> _Task objective_:
Output every entry exactly as written, but omit the pictures.
───── Material supplied ─────
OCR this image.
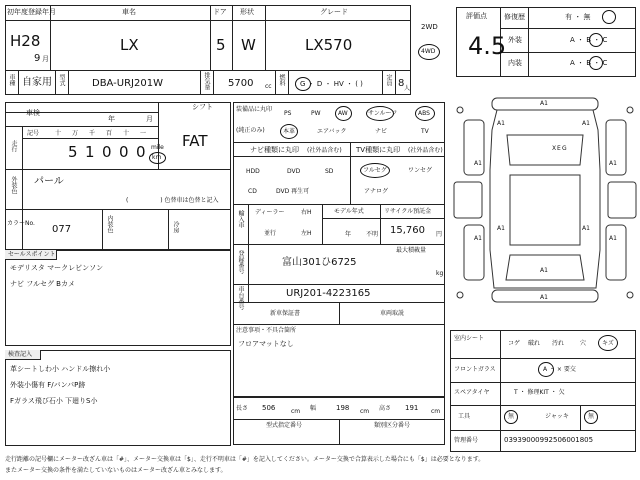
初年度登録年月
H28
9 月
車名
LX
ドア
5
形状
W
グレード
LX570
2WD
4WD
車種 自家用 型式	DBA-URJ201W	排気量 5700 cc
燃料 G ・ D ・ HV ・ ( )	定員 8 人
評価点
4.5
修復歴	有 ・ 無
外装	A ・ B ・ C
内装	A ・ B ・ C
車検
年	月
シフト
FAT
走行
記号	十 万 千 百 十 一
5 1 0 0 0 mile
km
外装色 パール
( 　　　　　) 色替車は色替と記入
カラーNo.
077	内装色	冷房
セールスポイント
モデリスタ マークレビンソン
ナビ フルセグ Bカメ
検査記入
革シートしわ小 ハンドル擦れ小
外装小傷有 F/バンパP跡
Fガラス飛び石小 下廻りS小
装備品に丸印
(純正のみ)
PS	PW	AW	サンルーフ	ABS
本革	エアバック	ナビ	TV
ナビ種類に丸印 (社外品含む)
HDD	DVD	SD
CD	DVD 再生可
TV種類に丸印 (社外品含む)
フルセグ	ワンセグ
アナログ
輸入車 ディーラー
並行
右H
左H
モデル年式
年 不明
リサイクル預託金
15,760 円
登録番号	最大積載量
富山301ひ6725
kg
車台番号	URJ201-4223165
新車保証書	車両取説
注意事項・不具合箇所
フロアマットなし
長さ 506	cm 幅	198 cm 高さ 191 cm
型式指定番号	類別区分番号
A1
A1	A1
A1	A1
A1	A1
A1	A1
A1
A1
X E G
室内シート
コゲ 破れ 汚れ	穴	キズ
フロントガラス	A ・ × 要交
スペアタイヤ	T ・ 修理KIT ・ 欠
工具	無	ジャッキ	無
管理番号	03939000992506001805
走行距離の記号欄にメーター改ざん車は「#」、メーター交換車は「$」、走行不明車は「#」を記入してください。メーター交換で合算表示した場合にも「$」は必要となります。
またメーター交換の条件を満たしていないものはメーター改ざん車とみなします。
─────
> _Written answer_:
OCR this image.
初年度登録年月
H28
9 月
車名
LX
ドア
5
形状
W
グレード
LX570
2WD
4WD
車種 自家用 型式	DBA-URJ201W	排気量 5700 cc
燃料 G ・ D ・ HV ・ ( )	定員 8 人
評価点
4.5
修復歴	有 ・ 無
外装	A ・ B ・ C
内装	A ・ B ・ C
車検
年	月
シフト
FAT
走行
記号	十 万 千 百 十 一
5 1 0 0 0 mile
km
外装色 パール
( 　　　　　) 色替車は色替と記入
カラーNo.
077	内装色	冷房
セールスポイント
モデリスタ マークレビンソン
ナビ フルセグ Bカメ
検査記入
革シートしわ小 ハンドル擦れ小
外装小傷有 F/バンパP跡
Fガラス飛び石小 下廻りS小
装備品に丸印
(純正のみ)
PS	PW	AW	サンルーフ	ABS
本革	エアバック	ナビ	TV
ナビ種類に丸印 (社外品含む)
HDD	DVD	SD
CD	DVD 再生可
TV種類に丸印 (社外品含む)
フルセグ	ワンセグ
アナログ
輸入車 ディーラー
並行
右H
左H
モデル年式
年 不明
リサイクル預託金
15,760 円
登録番号	最大積載量
富山301ひ6725
kg
車台番号	URJ201-4223165
新車保証書	車両取説
注意事項・不具合箇所
フロアマットなし
長さ 506	cm 幅	198 cm 高さ 191 cm
型式指定番号	類別区分番号
A1
A1	A1
A1	A1
A1	A1
A1	A1
A1
A1
X E G
室内シート
コゲ 破れ 汚れ	穴	キズ
フロントガラス	A ・ × 要交
スペアタイヤ	T ・ 修理KIT ・ 欠
工具	無	ジャッキ	無
管理番号	03939000992506001805
走行距離の記号欄にメーター改ざん車は「#」、メーター交換車は「$」、走行不明車は「#」を記入してください。メーター交換で合算表示した場合にも「$」は必要となります。
またメーター交換の条件を満たしていないものはメーター改ざん車とみなします。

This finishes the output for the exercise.